[Entries from a dataset]
####
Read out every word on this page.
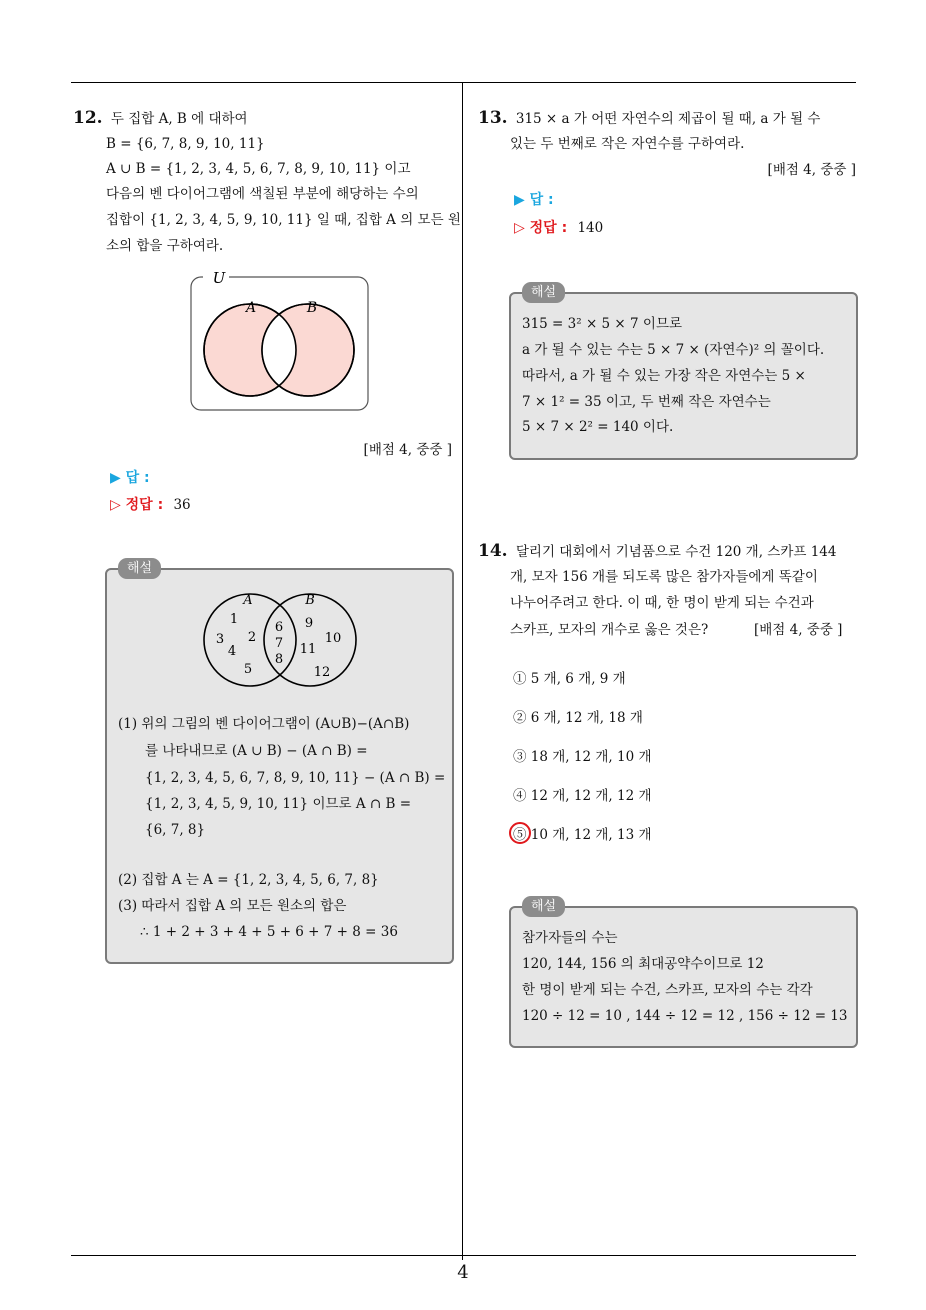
4
12. 두 집합 A, B 에 대하여
B = {6, 7, 8, 9, 10, 11}
A ∪ B = {1, 2, 3, 4, 5, 6, 7, 8, 9, 10, 11} 이고
다음의 벤 다이어그램에 색칠된 부분에 해당하는 수의
집합이 {1, 2, 3, 4, 5, 9, 10, 11} 일 때, 집합 A 의 모든 원
소의 합을 구하여라.
U
A	B
[배점 4, 중중 ]
▶ 답 :
▷ 정답 : 36
해설
A	B
1
3 2
4
5
6
7
8
9
10
11
12
(1) 위의 그림의 벤 다이어그램이 (A∪B)−(A∩B)
를 나타내므로 (A ∪ B) − (A ∩ B) =
{1, 2, 3, 4, 5, 6, 7, 8, 9, 10, 11} − (A ∩ B) =
{1, 2, 3, 4, 5, 9, 10, 11} 이므로 A ∩ B =
{6, 7, 8}
(2) 집합 A 는 A = {1, 2, 3, 4, 5, 6, 7, 8}
(3) 따라서 집합 A 의 모든 원소의 합은
∴ 1 + 2 + 3 + 4 + 5 + 6 + 7 + 8 = 36
13. 315 × a 가 어떤 자연수의 제곱이 될 때, a 가 될 수
있는 두 번째로 작은 자연수를 구하여라.
[배점 4, 중중 ]
▶ 답 :
▷ 정답 : 140
해설
315 = 3² × 5 × 7 이므로
a 가 될 수 있는 수는 5 × 7 × (자연수)² 의 꼴이다.
따라서, a 가 될 수 있는 가장 작은 자연수는 5 ×
7 × 1² = 35 이고, 두 번째 작은 자연수는
5 × 7 × 2² = 140 이다.
14. 달리기 대회에서 기념품으로 수건 120 개, 스카프 144
개, 모자 156 개를 되도록 많은 참가자들에게 똑같이
나누어주려고 한다. 이 때, 한 명이 받게 되는 수건과
스카프, 모자의 개수로 옳은 것은?	[배점 4, 중중 ]
① 5 개, 6 개, 9 개
② 6 개, 12 개, 18 개
③ 18 개, 12 개, 10 개
④ 12 개, 12 개, 12 개
⑤ 10 개, 12 개, 13 개
해설
참가자들의 수는
120, 144, 156 의 최대공약수이므로 12
한 명이 받게 되는 수건, 스카프, 모자의 수는 각각
120 ÷ 12 = 10 , 144 ÷ 12 = 12 , 156 ÷ 12 = 13
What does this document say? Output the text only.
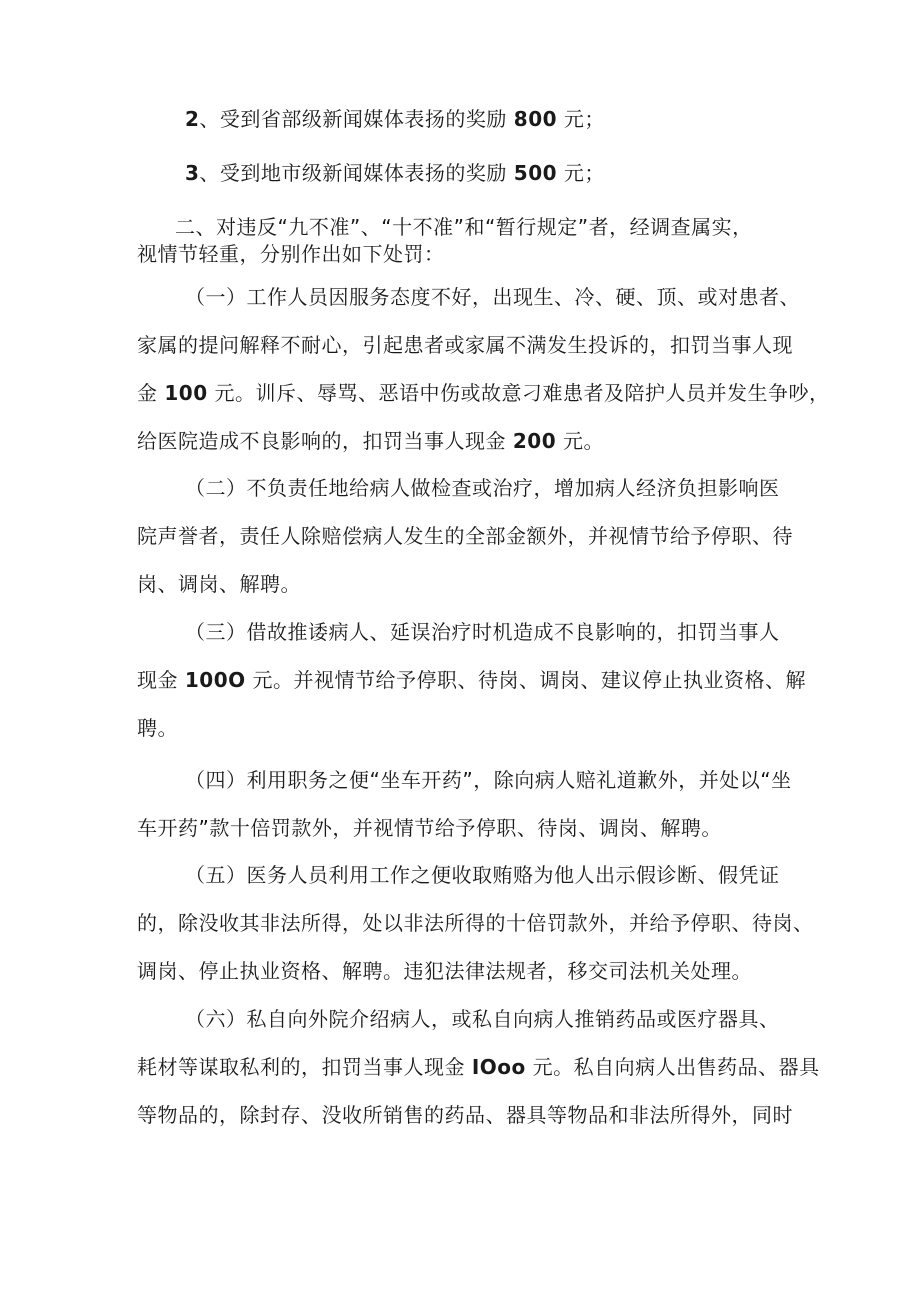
2、受到省部级新闻媒体表扬的奖励 800 元；
3、受到地市级新闻媒体表扬的奖励 500 元；
二、对违反“九不准”、“十不准”和“暂行规定”者，经调查属实，
视情节轻重，分别作出如下处罚：
（一）工作人员因服务态度不好，出现生、冷、硬、顶、或对患者、
家属的提问解释不耐心，引起患者或家属不满发生投诉的，扣罚当事人现
金 100 元。训斥、辱骂、恶语中伤或故意刁难患者及陪护人员并发生争吵，
给医院造成不良影响的，扣罚当事人现金 200 元。
（二）不负责任地给病人做检查或治疗，增加病人经济负担影响医
院声誉者，责任人除赔偿病人发生的全部金额外，并视情节给予停职、待
岗、调岗、解聘。
（三）借故推诿病人、延误治疗时机造成不良影响的，扣罚当事人
现金 100O 元。并视情节给予停职、待岗、调岗、建议停止执业资格、解
聘。
（四）利用职务之便“坐车开药”，除向病人赔礼道歉外，并处以“坐
车开药”款十倍罚款外，并视情节给予停职、待岗、调岗、解聘。
（五）医务人员利用工作之便收取贿赂为他人出示假诊断、假凭证
的，除没收其非法所得，处以非法所得的十倍罚款外，并给予停职、待岗、
调岗、停止执业资格、解聘。违犯法律法规者，移交司法机关处理。
（六）私自向外院介绍病人，或私自向病人推销药品或医疗器具、
耗材等谋取私利的，扣罚当事人现金 IOoo 元。私自向病人出售药品、器具
等物品的，除封存、没收所销售的药品、器具等物品和非法所得外，同时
####
_The exercise_:
Which lines hold the word "并视情节给予停职"? Return all of them from the records above.

_Finished task_:
院声誉者，责任人除赔偿病人发生的全部金额外，并视情节给予停职、待
现金 100O 元。并视情节给予停职、待岗、调岗、建议停止执业资格、解
车开药”款十倍罚款外，并视情节给予停职、待岗、调岗、解聘。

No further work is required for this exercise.